Directive = Give the number of lines containing "Filtered" in this listing, with no other words.

Dataset extract =
-- Begin --

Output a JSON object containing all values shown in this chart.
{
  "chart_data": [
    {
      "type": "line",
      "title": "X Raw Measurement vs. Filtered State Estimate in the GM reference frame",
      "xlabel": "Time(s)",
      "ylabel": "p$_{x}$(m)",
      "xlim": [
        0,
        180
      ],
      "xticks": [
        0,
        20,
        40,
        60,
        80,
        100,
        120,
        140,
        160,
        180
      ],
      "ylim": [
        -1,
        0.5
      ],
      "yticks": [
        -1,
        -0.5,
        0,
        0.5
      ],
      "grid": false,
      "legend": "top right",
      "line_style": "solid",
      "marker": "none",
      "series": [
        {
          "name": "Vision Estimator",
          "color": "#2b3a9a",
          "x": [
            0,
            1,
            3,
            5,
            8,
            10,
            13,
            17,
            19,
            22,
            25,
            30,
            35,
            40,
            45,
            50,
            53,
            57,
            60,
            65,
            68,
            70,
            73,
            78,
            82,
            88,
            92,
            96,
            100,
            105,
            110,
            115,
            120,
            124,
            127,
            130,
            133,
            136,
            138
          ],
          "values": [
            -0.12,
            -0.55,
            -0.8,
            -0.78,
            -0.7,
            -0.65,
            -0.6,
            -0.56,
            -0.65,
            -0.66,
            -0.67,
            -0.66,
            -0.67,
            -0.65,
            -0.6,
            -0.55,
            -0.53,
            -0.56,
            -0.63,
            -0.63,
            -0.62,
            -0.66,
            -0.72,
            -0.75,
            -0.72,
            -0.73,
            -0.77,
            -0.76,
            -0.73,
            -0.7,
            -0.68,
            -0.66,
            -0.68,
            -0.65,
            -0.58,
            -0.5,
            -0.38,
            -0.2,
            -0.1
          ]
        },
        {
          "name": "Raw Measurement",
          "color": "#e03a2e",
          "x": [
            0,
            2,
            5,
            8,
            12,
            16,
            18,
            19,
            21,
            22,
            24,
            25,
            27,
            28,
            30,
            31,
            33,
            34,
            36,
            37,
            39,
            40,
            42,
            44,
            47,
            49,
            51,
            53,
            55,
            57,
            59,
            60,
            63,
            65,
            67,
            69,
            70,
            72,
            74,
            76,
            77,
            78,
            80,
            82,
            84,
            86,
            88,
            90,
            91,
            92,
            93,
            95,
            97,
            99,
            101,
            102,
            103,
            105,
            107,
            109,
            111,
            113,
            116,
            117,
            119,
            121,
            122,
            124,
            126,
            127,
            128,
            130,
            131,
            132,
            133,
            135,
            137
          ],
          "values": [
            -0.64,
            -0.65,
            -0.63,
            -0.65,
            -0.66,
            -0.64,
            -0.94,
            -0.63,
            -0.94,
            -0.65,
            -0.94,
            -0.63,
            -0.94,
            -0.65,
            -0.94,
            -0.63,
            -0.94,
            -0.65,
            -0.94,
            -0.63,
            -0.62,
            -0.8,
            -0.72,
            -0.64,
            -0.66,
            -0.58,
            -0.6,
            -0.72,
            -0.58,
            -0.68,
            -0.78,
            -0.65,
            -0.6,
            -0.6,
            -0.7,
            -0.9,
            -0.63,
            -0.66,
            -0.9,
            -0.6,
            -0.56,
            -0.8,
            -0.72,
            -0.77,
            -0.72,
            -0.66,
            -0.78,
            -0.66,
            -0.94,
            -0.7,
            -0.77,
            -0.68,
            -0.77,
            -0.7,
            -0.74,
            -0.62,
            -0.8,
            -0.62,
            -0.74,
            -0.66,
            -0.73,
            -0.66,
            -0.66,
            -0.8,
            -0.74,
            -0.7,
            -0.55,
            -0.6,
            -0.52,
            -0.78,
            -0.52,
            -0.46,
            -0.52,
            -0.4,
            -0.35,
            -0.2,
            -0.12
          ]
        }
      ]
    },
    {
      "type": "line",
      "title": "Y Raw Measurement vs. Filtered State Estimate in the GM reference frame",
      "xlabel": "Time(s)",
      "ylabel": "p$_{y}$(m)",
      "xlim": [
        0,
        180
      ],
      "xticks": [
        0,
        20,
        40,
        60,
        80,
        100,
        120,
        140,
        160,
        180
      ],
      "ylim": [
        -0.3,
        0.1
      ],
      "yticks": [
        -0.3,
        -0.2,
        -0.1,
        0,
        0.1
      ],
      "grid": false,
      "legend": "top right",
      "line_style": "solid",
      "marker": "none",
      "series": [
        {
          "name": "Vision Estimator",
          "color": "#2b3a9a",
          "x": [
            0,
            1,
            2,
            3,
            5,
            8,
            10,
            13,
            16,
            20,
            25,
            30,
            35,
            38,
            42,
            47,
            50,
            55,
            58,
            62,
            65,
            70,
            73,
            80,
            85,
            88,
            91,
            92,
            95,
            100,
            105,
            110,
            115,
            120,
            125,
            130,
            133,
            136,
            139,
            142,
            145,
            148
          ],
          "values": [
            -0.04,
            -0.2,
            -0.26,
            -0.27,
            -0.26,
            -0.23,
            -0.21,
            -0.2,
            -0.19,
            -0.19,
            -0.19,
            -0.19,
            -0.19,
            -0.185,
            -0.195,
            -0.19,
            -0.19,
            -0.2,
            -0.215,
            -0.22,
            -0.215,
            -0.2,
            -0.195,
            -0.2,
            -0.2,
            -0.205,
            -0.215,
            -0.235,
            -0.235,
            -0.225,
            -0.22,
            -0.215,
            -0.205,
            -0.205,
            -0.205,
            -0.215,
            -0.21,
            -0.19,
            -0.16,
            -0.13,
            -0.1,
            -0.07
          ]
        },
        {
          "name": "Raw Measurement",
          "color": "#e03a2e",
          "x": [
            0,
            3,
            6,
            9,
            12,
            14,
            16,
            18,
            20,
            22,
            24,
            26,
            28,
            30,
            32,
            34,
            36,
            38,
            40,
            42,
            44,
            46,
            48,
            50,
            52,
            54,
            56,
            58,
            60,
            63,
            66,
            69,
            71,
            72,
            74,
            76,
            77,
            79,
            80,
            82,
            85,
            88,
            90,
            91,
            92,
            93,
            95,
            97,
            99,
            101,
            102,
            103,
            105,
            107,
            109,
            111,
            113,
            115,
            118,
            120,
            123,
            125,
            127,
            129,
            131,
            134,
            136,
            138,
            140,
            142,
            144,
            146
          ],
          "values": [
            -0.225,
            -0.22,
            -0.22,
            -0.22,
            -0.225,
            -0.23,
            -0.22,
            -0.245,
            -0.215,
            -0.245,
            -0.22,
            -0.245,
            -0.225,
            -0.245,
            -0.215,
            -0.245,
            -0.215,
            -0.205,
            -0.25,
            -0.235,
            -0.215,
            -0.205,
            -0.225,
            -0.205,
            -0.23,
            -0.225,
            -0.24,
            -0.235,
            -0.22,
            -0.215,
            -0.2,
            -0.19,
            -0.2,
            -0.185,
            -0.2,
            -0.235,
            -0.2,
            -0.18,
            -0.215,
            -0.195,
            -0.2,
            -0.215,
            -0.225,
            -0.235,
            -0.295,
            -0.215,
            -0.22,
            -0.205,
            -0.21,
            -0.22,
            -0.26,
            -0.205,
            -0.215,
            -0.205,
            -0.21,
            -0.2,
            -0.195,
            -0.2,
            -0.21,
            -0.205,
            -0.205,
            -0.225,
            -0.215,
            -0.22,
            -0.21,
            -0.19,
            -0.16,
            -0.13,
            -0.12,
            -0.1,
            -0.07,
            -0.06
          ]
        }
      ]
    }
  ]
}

-- End --

Solution for this task = 2